= INSTRUCTIONS FOR THE TASK =
In full and without deviation, write out the entries that follow.

= MATERIAL PROVIDED =
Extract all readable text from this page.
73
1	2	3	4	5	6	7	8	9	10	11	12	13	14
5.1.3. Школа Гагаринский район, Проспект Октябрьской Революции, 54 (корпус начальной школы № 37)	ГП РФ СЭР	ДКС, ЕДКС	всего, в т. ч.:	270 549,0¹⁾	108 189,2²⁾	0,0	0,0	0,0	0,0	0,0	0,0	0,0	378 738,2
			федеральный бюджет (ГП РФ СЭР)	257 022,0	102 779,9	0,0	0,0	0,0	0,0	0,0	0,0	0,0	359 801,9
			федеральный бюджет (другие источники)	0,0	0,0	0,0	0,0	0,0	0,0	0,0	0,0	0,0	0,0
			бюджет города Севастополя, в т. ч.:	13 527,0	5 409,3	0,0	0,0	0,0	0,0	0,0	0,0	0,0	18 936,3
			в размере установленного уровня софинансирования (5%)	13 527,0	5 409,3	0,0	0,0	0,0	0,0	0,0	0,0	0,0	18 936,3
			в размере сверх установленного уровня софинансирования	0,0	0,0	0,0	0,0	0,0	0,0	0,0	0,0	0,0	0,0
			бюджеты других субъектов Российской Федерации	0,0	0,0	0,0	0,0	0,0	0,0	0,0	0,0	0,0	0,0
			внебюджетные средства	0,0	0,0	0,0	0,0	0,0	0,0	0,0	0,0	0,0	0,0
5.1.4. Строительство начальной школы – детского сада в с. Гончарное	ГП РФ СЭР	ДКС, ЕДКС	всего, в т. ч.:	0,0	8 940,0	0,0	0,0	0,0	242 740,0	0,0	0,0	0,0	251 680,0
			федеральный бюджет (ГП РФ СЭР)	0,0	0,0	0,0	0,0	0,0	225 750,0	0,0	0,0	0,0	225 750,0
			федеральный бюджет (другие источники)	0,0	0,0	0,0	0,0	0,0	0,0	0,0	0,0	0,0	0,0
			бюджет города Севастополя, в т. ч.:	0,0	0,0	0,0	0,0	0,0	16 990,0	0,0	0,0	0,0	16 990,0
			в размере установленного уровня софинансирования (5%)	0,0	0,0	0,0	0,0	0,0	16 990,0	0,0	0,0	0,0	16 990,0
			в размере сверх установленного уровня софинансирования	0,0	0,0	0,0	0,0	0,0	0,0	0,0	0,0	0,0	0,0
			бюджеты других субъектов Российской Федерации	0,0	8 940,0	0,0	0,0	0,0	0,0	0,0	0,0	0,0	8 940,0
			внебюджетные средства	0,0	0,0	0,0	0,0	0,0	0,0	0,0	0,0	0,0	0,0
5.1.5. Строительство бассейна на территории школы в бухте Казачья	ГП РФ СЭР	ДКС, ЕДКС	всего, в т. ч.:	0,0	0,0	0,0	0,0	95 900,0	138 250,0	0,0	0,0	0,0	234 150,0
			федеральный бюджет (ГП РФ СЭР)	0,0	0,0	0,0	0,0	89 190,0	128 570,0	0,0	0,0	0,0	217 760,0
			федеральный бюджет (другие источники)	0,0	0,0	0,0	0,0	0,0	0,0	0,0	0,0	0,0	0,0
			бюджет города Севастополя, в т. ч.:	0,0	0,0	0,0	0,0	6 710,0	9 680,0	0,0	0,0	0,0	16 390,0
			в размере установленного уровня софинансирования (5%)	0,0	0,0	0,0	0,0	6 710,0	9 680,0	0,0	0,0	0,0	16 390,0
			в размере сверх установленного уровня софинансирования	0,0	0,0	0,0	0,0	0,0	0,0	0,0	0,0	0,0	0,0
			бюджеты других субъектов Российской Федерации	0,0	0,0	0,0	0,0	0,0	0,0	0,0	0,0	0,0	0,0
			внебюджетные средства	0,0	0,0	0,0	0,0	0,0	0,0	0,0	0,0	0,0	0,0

= REPLY =
Extract all readable text from this page.
73
1	2	3	4	5	6	7	8	9	10	11	12	13	14
5.1.3. Школа Гагаринский район, Проспект Октябрьской Революции, 54 (корпус начальной школы № 37)	ГП РФ СЭР	ДКС, ЕДКС	всего, в т. ч.:	270 549,0¹⁾	108 189,2²⁾	0,0	0,0	0,0	0,0	0,0	0,0	0,0	378 738,2
			федеральный бюджет (ГП РФ СЭР)	257 022,0	102 779,9	0,0	0,0	0,0	0,0	0,0	0,0	0,0	359 801,9
			федеральный бюджет (другие источники)	0,0	0,0	0,0	0,0	0,0	0,0	0,0	0,0	0,0	0,0
			бюджет города Севастополя, в т. ч.:	13 527,0	5 409,3	0,0	0,0	0,0	0,0	0,0	0,0	0,0	18 936,3
			в размере установленного уровня софинансирования (5%)	13 527,0	5 409,3	0,0	0,0	0,0	0,0	0,0	0,0	0,0	18 936,3
			в размере сверх установленного уровня софинансирования	0,0	0,0	0,0	0,0	0,0	0,0	0,0	0,0	0,0	0,0
			бюджеты других субъектов Российской Федерации	0,0	0,0	0,0	0,0	0,0	0,0	0,0	0,0	0,0	0,0
			внебюджетные средства	0,0	0,0	0,0	0,0	0,0	0,0	0,0	0,0	0,0	0,0
5.1.4. Строительство начальной школы – детского сада в с. Гончарное	ГП РФ СЭР	ДКС, ЕДКС	всего, в т. ч.:	0,0	8 940,0	0,0	0,0	0,0	242 740,0	0,0	0,0	0,0	251 680,0
			федеральный бюджет (ГП РФ СЭР)	0,0	0,0	0,0	0,0	0,0	225 750,0	0,0	0,0	0,0	225 750,0
			федеральный бюджет (другие источники)	0,0	0,0	0,0	0,0	0,0	0,0	0,0	0,0	0,0	0,0
			бюджет города Севастополя, в т. ч.:	0,0	0,0	0,0	0,0	0,0	16 990,0	0,0	0,0	0,0	16 990,0
			в размере установленного уровня софинансирования (5%)	0,0	0,0	0,0	0,0	0,0	16 990,0	0,0	0,0	0,0	16 990,0
			в размере сверх установленного уровня софинансирования	0,0	0,0	0,0	0,0	0,0	0,0	0,0	0,0	0,0	0,0
			бюджеты других субъектов Российской Федерации	0,0	8 940,0	0,0	0,0	0,0	0,0	0,0	0,0	0,0	8 940,0
			внебюджетные средства	0,0	0,0	0,0	0,0	0,0	0,0	0,0	0,0	0,0	0,0
5.1.5. Строительство бассейна на территории школы в бухте Казачья	ГП РФ СЭР	ДКС, ЕДКС	всего, в т. ч.:	0,0	0,0	0,0	0,0	95 900,0	138 250,0	0,0	0,0	0,0	234 150,0
			федеральный бюджет (ГП РФ СЭР)	0,0	0,0	0,0	0,0	89 190,0	128 570,0	0,0	0,0	0,0	217 760,0
			федеральный бюджет (другие источники)	0,0	0,0	0,0	0,0	0,0	0,0	0,0	0,0	0,0	0,0
			бюджет города Севастополя, в т. ч.:	0,0	0,0	0,0	0,0	6 710,0	9 680,0	0,0	0,0	0,0	16 390,0
			в размере установленного уровня софинансирования (5%)	0,0	0,0	0,0	0,0	6 710,0	9 680,0	0,0	0,0	0,0	16 390,0
			в размере сверх установленного уровня софинансирования	0,0	0,0	0,0	0,0	0,0	0,0	0,0	0,0	0,0	0,0
			бюджеты других субъектов Российской Федерации	0,0	0,0	0,0	0,0	0,0	0,0	0,0	0,0	0,0	0,0
			внебюджетные средства	0,0	0,0	0,0	0,0	0,0	0,0	0,0	0,0	0,0	0,0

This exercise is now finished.